_Listing:_
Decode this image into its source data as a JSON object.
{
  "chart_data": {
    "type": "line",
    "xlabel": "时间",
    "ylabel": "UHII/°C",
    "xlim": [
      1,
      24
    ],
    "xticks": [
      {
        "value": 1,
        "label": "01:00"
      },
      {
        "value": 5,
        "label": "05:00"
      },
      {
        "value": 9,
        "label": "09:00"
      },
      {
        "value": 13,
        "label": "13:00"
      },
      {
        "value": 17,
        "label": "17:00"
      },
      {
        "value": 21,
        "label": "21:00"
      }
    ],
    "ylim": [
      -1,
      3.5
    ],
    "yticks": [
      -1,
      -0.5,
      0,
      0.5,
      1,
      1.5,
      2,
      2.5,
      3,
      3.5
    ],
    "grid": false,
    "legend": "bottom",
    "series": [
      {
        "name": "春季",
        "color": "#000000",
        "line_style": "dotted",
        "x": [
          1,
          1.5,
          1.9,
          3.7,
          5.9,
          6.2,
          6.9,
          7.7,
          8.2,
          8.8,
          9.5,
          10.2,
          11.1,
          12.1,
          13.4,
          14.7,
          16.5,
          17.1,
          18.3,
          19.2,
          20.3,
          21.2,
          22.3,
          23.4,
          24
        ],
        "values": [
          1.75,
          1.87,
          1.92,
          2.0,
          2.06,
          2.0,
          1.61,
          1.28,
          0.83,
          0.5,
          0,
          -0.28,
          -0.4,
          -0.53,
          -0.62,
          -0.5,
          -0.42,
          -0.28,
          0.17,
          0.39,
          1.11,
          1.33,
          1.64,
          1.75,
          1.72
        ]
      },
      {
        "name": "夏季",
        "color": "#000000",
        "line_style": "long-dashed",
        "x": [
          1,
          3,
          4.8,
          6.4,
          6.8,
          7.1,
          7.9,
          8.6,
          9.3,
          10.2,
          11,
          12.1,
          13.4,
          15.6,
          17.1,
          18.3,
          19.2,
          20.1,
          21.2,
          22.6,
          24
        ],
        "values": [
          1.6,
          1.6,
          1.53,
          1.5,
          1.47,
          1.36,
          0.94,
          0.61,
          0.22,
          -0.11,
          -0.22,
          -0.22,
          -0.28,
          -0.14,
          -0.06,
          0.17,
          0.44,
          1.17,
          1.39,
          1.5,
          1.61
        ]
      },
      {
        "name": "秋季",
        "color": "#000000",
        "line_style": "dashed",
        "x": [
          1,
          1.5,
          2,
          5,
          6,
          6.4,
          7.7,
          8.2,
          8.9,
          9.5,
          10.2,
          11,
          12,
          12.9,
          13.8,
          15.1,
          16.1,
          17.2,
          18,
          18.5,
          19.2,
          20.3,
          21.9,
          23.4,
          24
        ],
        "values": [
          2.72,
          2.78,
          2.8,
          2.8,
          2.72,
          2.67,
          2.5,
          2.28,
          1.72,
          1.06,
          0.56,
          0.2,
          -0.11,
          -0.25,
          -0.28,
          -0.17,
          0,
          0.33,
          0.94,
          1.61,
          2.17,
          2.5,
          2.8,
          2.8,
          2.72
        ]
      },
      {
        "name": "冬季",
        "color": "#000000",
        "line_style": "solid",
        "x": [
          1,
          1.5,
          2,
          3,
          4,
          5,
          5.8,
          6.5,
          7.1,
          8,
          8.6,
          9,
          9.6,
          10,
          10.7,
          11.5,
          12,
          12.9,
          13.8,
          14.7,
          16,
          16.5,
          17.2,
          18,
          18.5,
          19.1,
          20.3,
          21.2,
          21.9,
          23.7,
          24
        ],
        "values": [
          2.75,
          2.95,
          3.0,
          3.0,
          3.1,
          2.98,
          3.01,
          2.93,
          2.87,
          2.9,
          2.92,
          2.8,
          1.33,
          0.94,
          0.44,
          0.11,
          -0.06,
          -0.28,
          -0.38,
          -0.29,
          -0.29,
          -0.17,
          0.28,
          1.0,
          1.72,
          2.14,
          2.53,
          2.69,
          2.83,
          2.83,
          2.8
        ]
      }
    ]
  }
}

_Your objective:_ Repeat the listing above without any change.

_Answer for the task:_
Decode this image into its source data as a JSON object.
{
  "chart_data": {
    "type": "line",
    "xlabel": "时间",
    "ylabel": "UHII/°C",
    "xlim": [
      1,
      24
    ],
    "xticks": [
      {
        "value": 1,
        "label": "01:00"
      },
      {
        "value": 5,
        "label": "05:00"
      },
      {
        "value": 9,
        "label": "09:00"
      },
      {
        "value": 13,
        "label": "13:00"
      },
      {
        "value": 17,
        "label": "17:00"
      },
      {
        "value": 21,
        "label": "21:00"
      }
    ],
    "ylim": [
      -1,
      3.5
    ],
    "yticks": [
      -1,
      -0.5,
      0,
      0.5,
      1,
      1.5,
      2,
      2.5,
      3,
      3.5
    ],
    "grid": false,
    "legend": "bottom",
    "series": [
      {
        "name": "春季",
        "color": "#000000",
        "line_style": "dotted",
        "x": [
          1,
          1.5,
          1.9,
          3.7,
          5.9,
          6.2,
          6.9,
          7.7,
          8.2,
          8.8,
          9.5,
          10.2,
          11.1,
          12.1,
          13.4,
          14.7,
          16.5,
          17.1,
          18.3,
          19.2,
          20.3,
          21.2,
          22.3,
          23.4,
          24
        ],
        "values": [
          1.75,
          1.87,
          1.92,
          2.0,
          2.06,
          2.0,
          1.61,
          1.28,
          0.83,
          0.5,
          0,
          -0.28,
          -0.4,
          -0.53,
          -0.62,
          -0.5,
          -0.42,
          -0.28,
          0.17,
          0.39,
          1.11,
          1.33,
          1.64,
          1.75,
          1.72
        ]
      },
      {
        "name": "夏季",
        "color": "#000000",
        "line_style": "long-dashed",
        "x": [
          1,
          3,
          4.8,
          6.4,
          6.8,
          7.1,
          7.9,
          8.6,
          9.3,
          10.2,
          11,
          12.1,
          13.4,
          15.6,
          17.1,
          18.3,
          19.2,
          20.1,
          21.2,
          22.6,
          24
        ],
        "values": [
          1.6,
          1.6,
          1.53,
          1.5,
          1.47,
          1.36,
          0.94,
          0.61,
          0.22,
          -0.11,
          -0.22,
          -0.22,
          -0.28,
          -0.14,
          -0.06,
          0.17,
          0.44,
          1.17,
          1.39,
          1.5,
          1.61
        ]
      },
      {
        "name": "秋季",
        "color": "#000000",
        "line_style": "dashed",
        "x": [
          1,
          1.5,
          2,
          5,
          6,
          6.4,
          7.7,
          8.2,
          8.9,
          9.5,
          10.2,
          11,
          12,
          12.9,
          13.8,
          15.1,
          16.1,
          17.2,
          18,
          18.5,
          19.2,
          20.3,
          21.9,
          23.4,
          24
        ],
        "values": [
          2.72,
          2.78,
          2.8,
          2.8,
          2.72,
          2.67,
          2.5,
          2.28,
          1.72,
          1.06,
          0.56,
          0.2,
          -0.11,
          -0.25,
          -0.28,
          -0.17,
          0,
          0.33,
          0.94,
          1.61,
          2.17,
          2.5,
          2.8,
          2.8,
          2.72
        ]
      },
      {
        "name": "冬季",
        "color": "#000000",
        "line_style": "solid",
        "x": [
          1,
          1.5,
          2,
          3,
          4,
          5,
          5.8,
          6.5,
          7.1,
          8,
          8.6,
          9,
          9.6,
          10,
          10.7,
          11.5,
          12,
          12.9,
          13.8,
          14.7,
          16,
          16.5,
          17.2,
          18,
          18.5,
          19.1,
          20.3,
          21.2,
          21.9,
          23.7,
          24
        ],
        "values": [
          2.75,
          2.95,
          3.0,
          3.0,
          3.1,
          2.98,
          3.01,
          2.93,
          2.87,
          2.9,
          2.92,
          2.8,
          1.33,
          0.94,
          0.44,
          0.11,
          -0.06,
          -0.28,
          -0.38,
          -0.29,
          -0.29,
          -0.17,
          0.28,
          1.0,
          1.72,
          2.14,
          2.53,
          2.69,
          2.83,
          2.83,
          2.8
        ]
      }
    ]
  }
}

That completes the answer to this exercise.